▶ **Written request**
Will you give every entry again exactly as it stands?

▶ **Records**
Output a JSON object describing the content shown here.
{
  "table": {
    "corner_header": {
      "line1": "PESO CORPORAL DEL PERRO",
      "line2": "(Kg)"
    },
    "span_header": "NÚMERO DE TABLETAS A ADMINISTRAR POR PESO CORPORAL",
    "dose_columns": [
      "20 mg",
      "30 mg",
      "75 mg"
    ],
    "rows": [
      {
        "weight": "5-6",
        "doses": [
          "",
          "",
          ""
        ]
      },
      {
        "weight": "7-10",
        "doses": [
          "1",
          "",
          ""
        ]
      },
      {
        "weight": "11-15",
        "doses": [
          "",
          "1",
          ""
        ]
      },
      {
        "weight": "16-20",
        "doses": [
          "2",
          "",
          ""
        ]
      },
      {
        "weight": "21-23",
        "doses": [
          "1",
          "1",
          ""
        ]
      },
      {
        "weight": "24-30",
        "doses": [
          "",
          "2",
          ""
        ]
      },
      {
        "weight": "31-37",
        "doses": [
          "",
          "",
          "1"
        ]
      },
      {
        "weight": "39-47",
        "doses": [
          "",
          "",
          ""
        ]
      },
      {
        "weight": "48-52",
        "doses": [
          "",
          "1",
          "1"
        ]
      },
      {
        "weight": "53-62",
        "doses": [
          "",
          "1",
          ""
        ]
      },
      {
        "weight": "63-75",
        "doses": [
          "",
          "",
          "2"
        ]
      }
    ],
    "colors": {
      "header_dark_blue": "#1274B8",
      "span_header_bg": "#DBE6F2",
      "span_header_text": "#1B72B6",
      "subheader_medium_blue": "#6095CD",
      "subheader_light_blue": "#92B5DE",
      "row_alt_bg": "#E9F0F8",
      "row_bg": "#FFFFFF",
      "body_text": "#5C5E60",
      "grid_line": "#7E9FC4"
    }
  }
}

▶ **Response for this exercise**
Output a JSON object describing the content shown here.
{
  "table": {
    "corner_header": {
      "line1": "PESO CORPORAL DEL PERRO",
      "line2": "(Kg)"
    },
    "span_header": "NÚMERO DE TABLETAS A ADMINISTRAR POR PESO CORPORAL",
    "dose_columns": [
      "20 mg",
      "30 mg",
      "75 mg"
    ],
    "rows": [
      {
        "weight": "5-6",
        "doses": [
          "",
          "",
          ""
        ]
      },
      {
        "weight": "7-10",
        "doses": [
          "1",
          "",
          ""
        ]
      },
      {
        "weight": "11-15",
        "doses": [
          "",
          "1",
          ""
        ]
      },
      {
        "weight": "16-20",
        "doses": [
          "2",
          "",
          ""
        ]
      },
      {
        "weight": "21-23",
        "doses": [
          "1",
          "1",
          ""
        ]
      },
      {
        "weight": "24-30",
        "doses": [
          "",
          "2",
          ""
        ]
      },
      {
        "weight": "31-37",
        "doses": [
          "",
          "",
          "1"
        ]
      },
      {
        "weight": "39-47",
        "doses": [
          "",
          "",
          ""
        ]
      },
      {
        "weight": "48-52",
        "doses": [
          "",
          "1",
          "1"
        ]
      },
      {
        "weight": "53-62",
        "doses": [
          "",
          "1",
          ""
        ]
      },
      {
        "weight": "63-75",
        "doses": [
          "",
          "",
          "2"
        ]
      }
    ],
    "colors": {
      "header_dark_blue": "#1274B8",
      "span_header_bg": "#DBE6F2",
      "span_header_text": "#1B72B6",
      "subheader_medium_blue": "#6095CD",
      "subheader_light_blue": "#92B5DE",
      "row_alt_bg": "#E9F0F8",
      "row_bg": "#FFFFFF",
      "body_text": "#5C5E60",
      "grid_line": "#7E9FC4"
    }
  }
}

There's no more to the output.